== DIRECTIONS FOR THIS TASK ==
Copy all of the material exactly. Pictures are not to appear in the copy.

===== STORED DATA

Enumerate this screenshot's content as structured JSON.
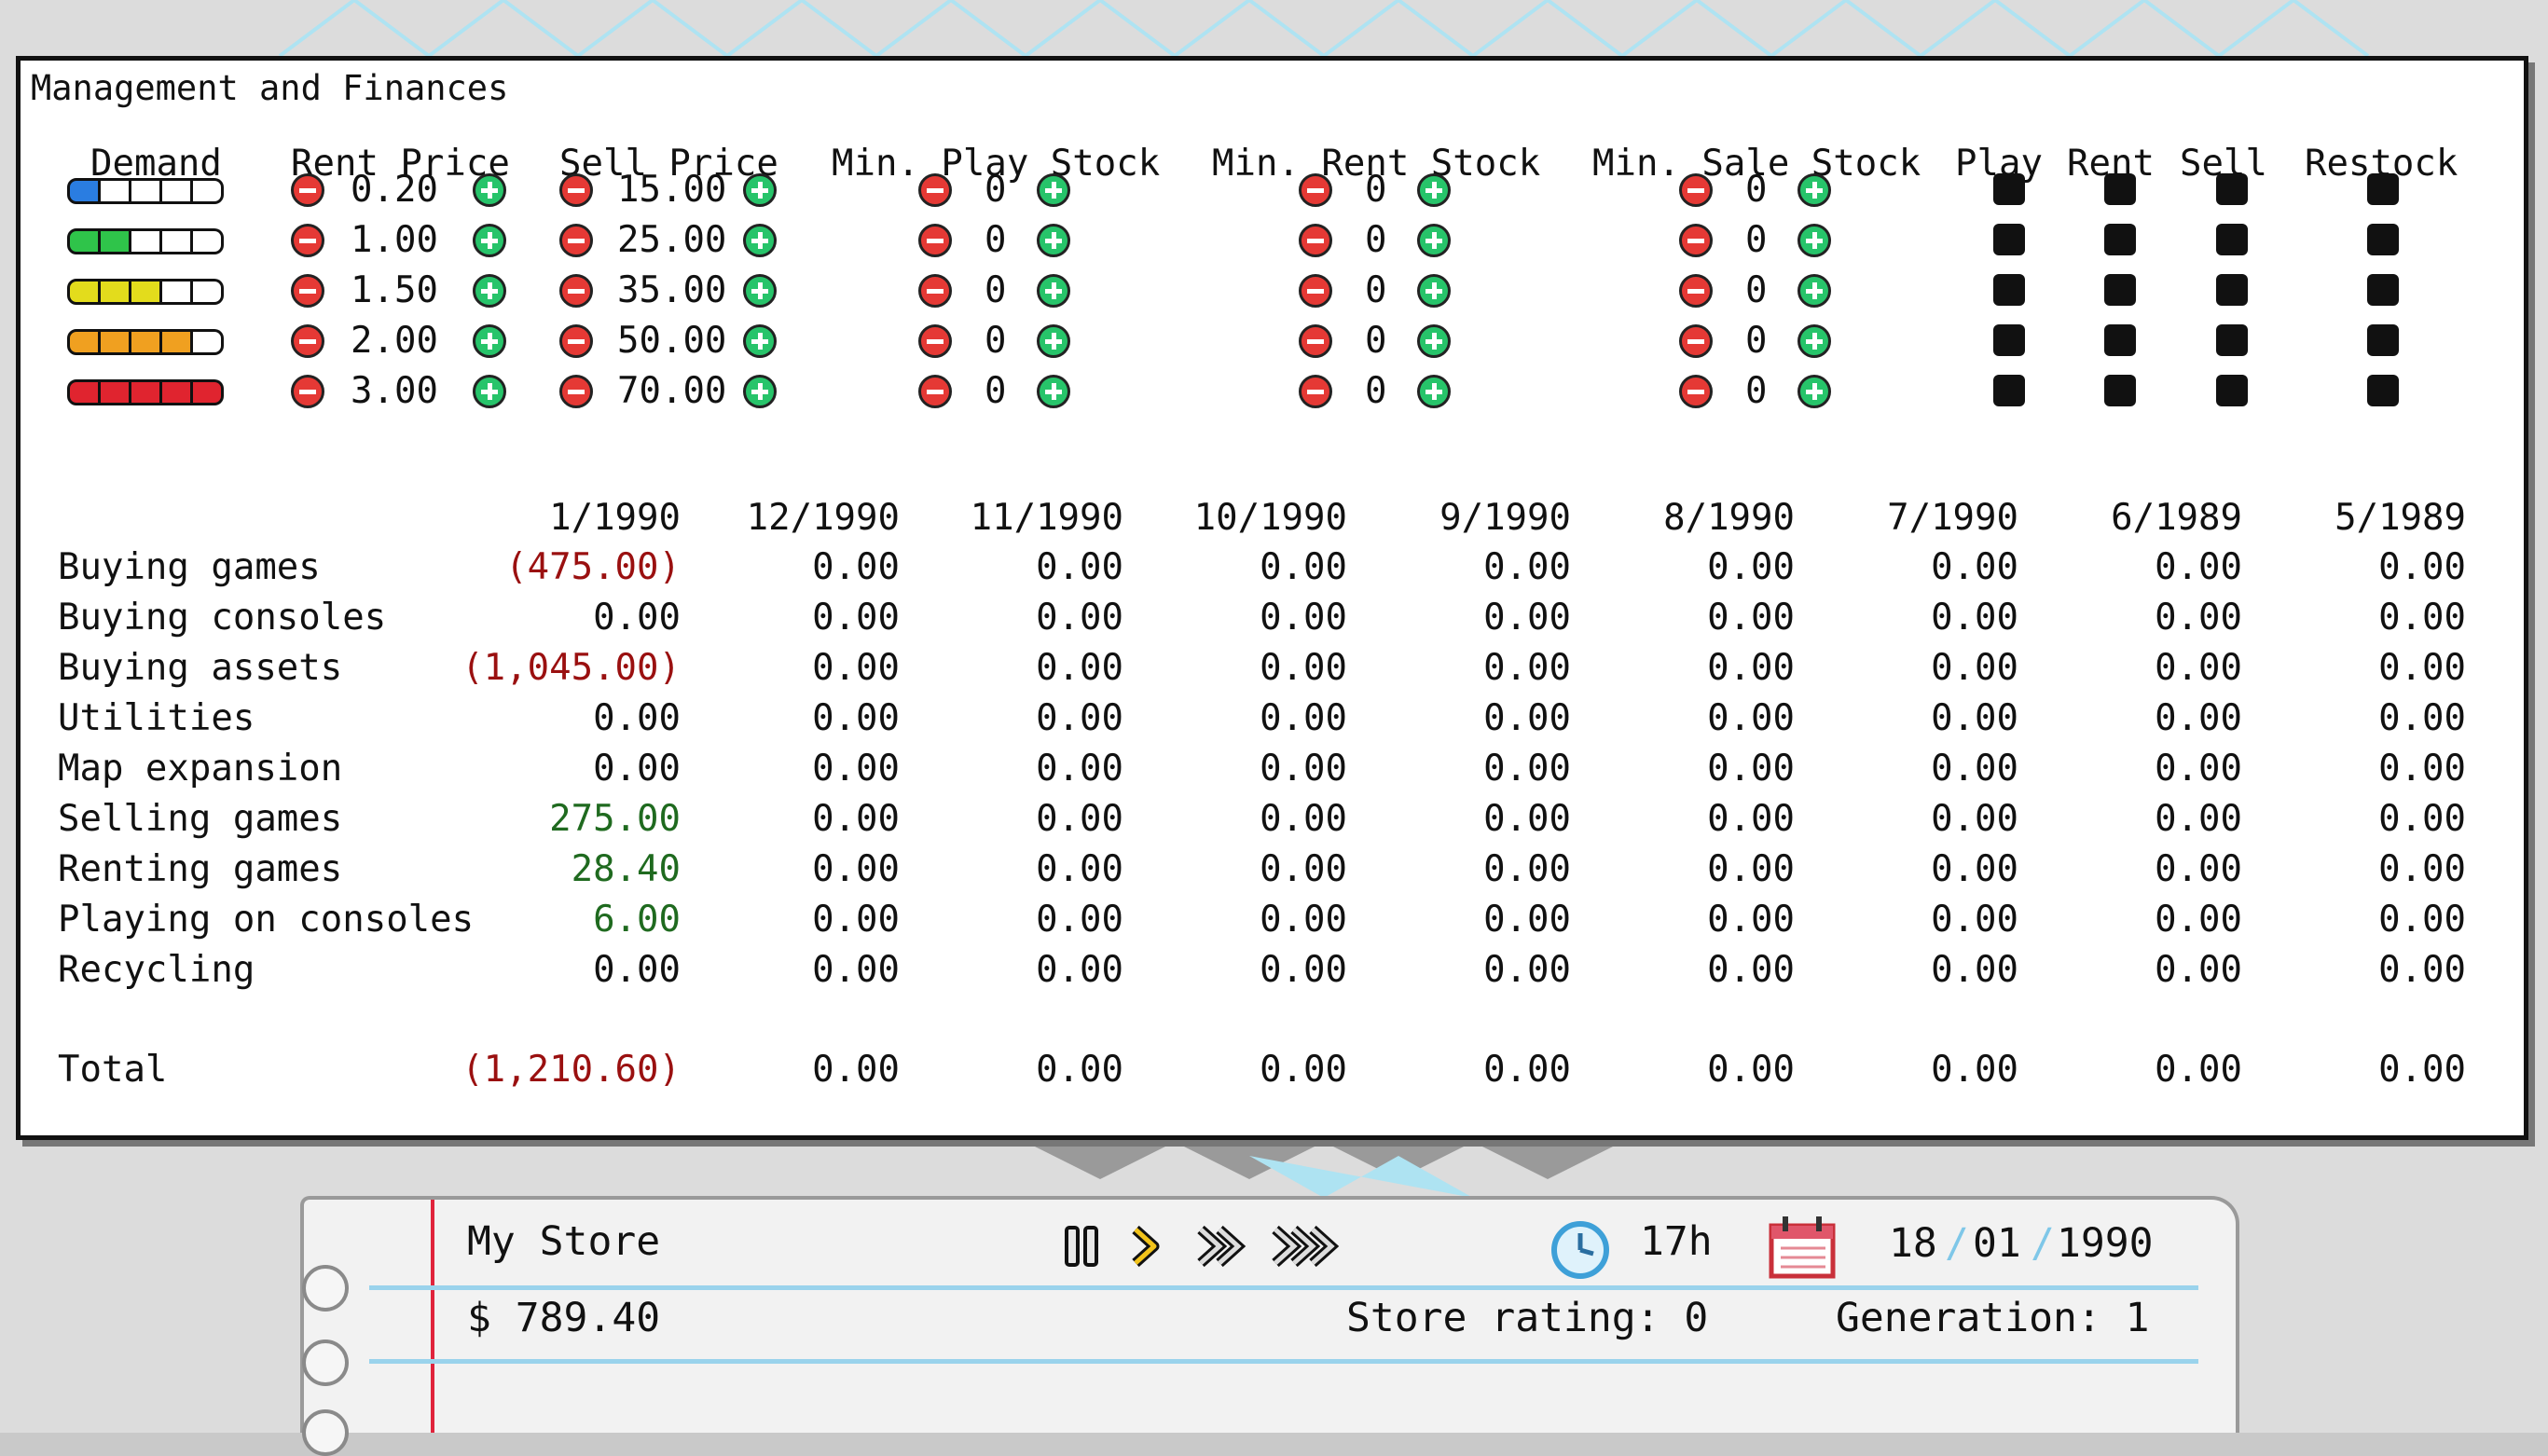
{
  "panel": {
    "title": "Management and Finances",
    "headers": {
      "demand": "Demand",
      "rent_price": "Rent Price",
      "sell_price": "Sell Price",
      "min_play_stock": "Min. Play Stock",
      "min_rent_stock": "Min. Rent Stock",
      "min_sale_stock": "Min. Sale Stock",
      "play": "Play",
      "rent": "Rent",
      "sell": "Sell",
      "restock": "Restock"
    },
    "tiers": [
      {
        "demand_level": 1,
        "demand_color": "#2a7de1",
        "rent_price": "0.20",
        "sell_price": "15.00",
        "min_play_stock": "0",
        "min_rent_stock": "0",
        "min_sale_stock": "0"
      },
      {
        "demand_level": 2,
        "demand_color": "#2fc44a",
        "rent_price": "1.00",
        "sell_price": "25.00",
        "min_play_stock": "0",
        "min_rent_stock": "0",
        "min_sale_stock": "0"
      },
      {
        "demand_level": 3,
        "demand_color": "#e3dc1c",
        "rent_price": "1.50",
        "sell_price": "35.00",
        "min_play_stock": "0",
        "min_rent_stock": "0",
        "min_sale_stock": "0"
      },
      {
        "demand_level": 4,
        "demand_color": "#f0a020",
        "rent_price": "2.00",
        "sell_price": "50.00",
        "min_play_stock": "0",
        "min_rent_stock": "0",
        "min_sale_stock": "0"
      },
      {
        "demand_level": 5,
        "demand_color": "#e0242f",
        "rent_price": "3.00",
        "sell_price": "70.00",
        "min_play_stock": "0",
        "min_rent_stock": "0",
        "min_sale_stock": "0"
      }
    ],
    "finance": {
      "months": [
        "1/1990",
        "12/1990",
        "11/1990",
        "10/1990",
        "9/1990",
        "8/1990",
        "7/1990",
        "6/1989",
        "5/1989"
      ],
      "rows": [
        {
          "label": "Buying games",
          "current": "(475.00)",
          "tone": "neg"
        },
        {
          "label": "Buying consoles",
          "current": "0.00",
          "tone": ""
        },
        {
          "label": "Buying assets",
          "current": "(1,045.00)",
          "tone": "neg"
        },
        {
          "label": "Utilities",
          "current": "0.00",
          "tone": ""
        },
        {
          "label": "Map expansion",
          "current": "0.00",
          "tone": ""
        },
        {
          "label": "Selling games",
          "current": "275.00",
          "tone": "pos"
        },
        {
          "label": "Renting games",
          "current": "28.40",
          "tone": "pos"
        },
        {
          "label": "Playing on consoles",
          "current": "6.00",
          "tone": "pos"
        },
        {
          "label": "Recycling",
          "current": "0.00",
          "tone": ""
        }
      ],
      "history_value": "0.00",
      "total": {
        "label": "Total",
        "current": "(1,210.60)",
        "tone": "neg"
      }
    }
  },
  "status_bar": {
    "store_name": "My Store",
    "money": "$ 789.40",
    "time": "17h",
    "date_day": "18",
    "date_month": "01",
    "date_year": "1990",
    "date_sep": "/",
    "store_rating": "Store rating: 0",
    "generation": "Generation: 1",
    "speed_icons": [
      "pause-icon",
      "play-speed-1-icon",
      "play-speed-2-icon",
      "play-speed-3-icon"
    ],
    "clock_icon": "clock-icon",
    "calendar_icon": "calendar-icon"
  },
  "colors": {
    "negative": "#9a1010",
    "positive": "#1f6a1f",
    "minus_button": "#e53935",
    "plus_button": "#27c46a",
    "accent_line": "#9ad3ec",
    "margin_line": "#e0243c"
  }
}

==========

== EXERCISE RESPONSE ==
Enumerate this screenshot's content as structured JSON.
{
  "panel": {
    "title": "Management and Finances",
    "headers": {
      "demand": "Demand",
      "rent_price": "Rent Price",
      "sell_price": "Sell Price",
      "min_play_stock": "Min. Play Stock",
      "min_rent_stock": "Min. Rent Stock",
      "min_sale_stock": "Min. Sale Stock",
      "play": "Play",
      "rent": "Rent",
      "sell": "Sell",
      "restock": "Restock"
    },
    "tiers": [
      {
        "demand_level": 1,
        "demand_color": "#2a7de1",
        "rent_price": "0.20",
        "sell_price": "15.00",
        "min_play_stock": "0",
        "min_rent_stock": "0",
        "min_sale_stock": "0"
      },
      {
        "demand_level": 2,
        "demand_color": "#2fc44a",
        "rent_price": "1.00",
        "sell_price": "25.00",
        "min_play_stock": "0",
        "min_rent_stock": "0",
        "min_sale_stock": "0"
      },
      {
        "demand_level": 3,
        "demand_color": "#e3dc1c",
        "rent_price": "1.50",
        "sell_price": "35.00",
        "min_play_stock": "0",
        "min_rent_stock": "0",
        "min_sale_stock": "0"
      },
      {
        "demand_level": 4,
        "demand_color": "#f0a020",
        "rent_price": "2.00",
        "sell_price": "50.00",
        "min_play_stock": "0",
        "min_rent_stock": "0",
        "min_sale_stock": "0"
      },
      {
        "demand_level": 5,
        "demand_color": "#e0242f",
        "rent_price": "3.00",
        "sell_price": "70.00",
        "min_play_stock": "0",
        "min_rent_stock": "0",
        "min_sale_stock": "0"
      }
    ],
    "finance": {
      "months": [
        "1/1990",
        "12/1990",
        "11/1990",
        "10/1990",
        "9/1990",
        "8/1990",
        "7/1990",
        "6/1989",
        "5/1989"
      ],
      "rows": [
        {
          "label": "Buying games",
          "current": "(475.00)",
          "tone": "neg"
        },
        {
          "label": "Buying consoles",
          "current": "0.00",
          "tone": ""
        },
        {
          "label": "Buying assets",
          "current": "(1,045.00)",
          "tone": "neg"
        },
        {
          "label": "Utilities",
          "current": "0.00",
          "tone": ""
        },
        {
          "label": "Map expansion",
          "current": "0.00",
          "tone": ""
        },
        {
          "label": "Selling games",
          "current": "275.00",
          "tone": "pos"
        },
        {
          "label": "Renting games",
          "current": "28.40",
          "tone": "pos"
        },
        {
          "label": "Playing on consoles",
          "current": "6.00",
          "tone": "pos"
        },
        {
          "label": "Recycling",
          "current": "0.00",
          "tone": ""
        }
      ],
      "history_value": "0.00",
      "total": {
        "label": "Total",
        "current": "(1,210.60)",
        "tone": "neg"
      }
    }
  },
  "status_bar": {
    "store_name": "My Store",
    "money": "$ 789.40",
    "time": "17h",
    "date_day": "18",
    "date_month": "01",
    "date_year": "1990",
    "date_sep": "/",
    "store_rating": "Store rating: 0",
    "generation": "Generation: 1",
    "speed_icons": [
      "pause-icon",
      "play-speed-1-icon",
      "play-speed-2-icon",
      "play-speed-3-icon"
    ],
    "clock_icon": "clock-icon",
    "calendar_icon": "calendar-icon"
  },
  "colors": {
    "negative": "#9a1010",
    "positive": "#1f6a1f",
    "minus_button": "#e53935",
    "plus_button": "#27c46a",
    "accent_line": "#9ad3ec",
    "margin_line": "#e0243c"
  }
}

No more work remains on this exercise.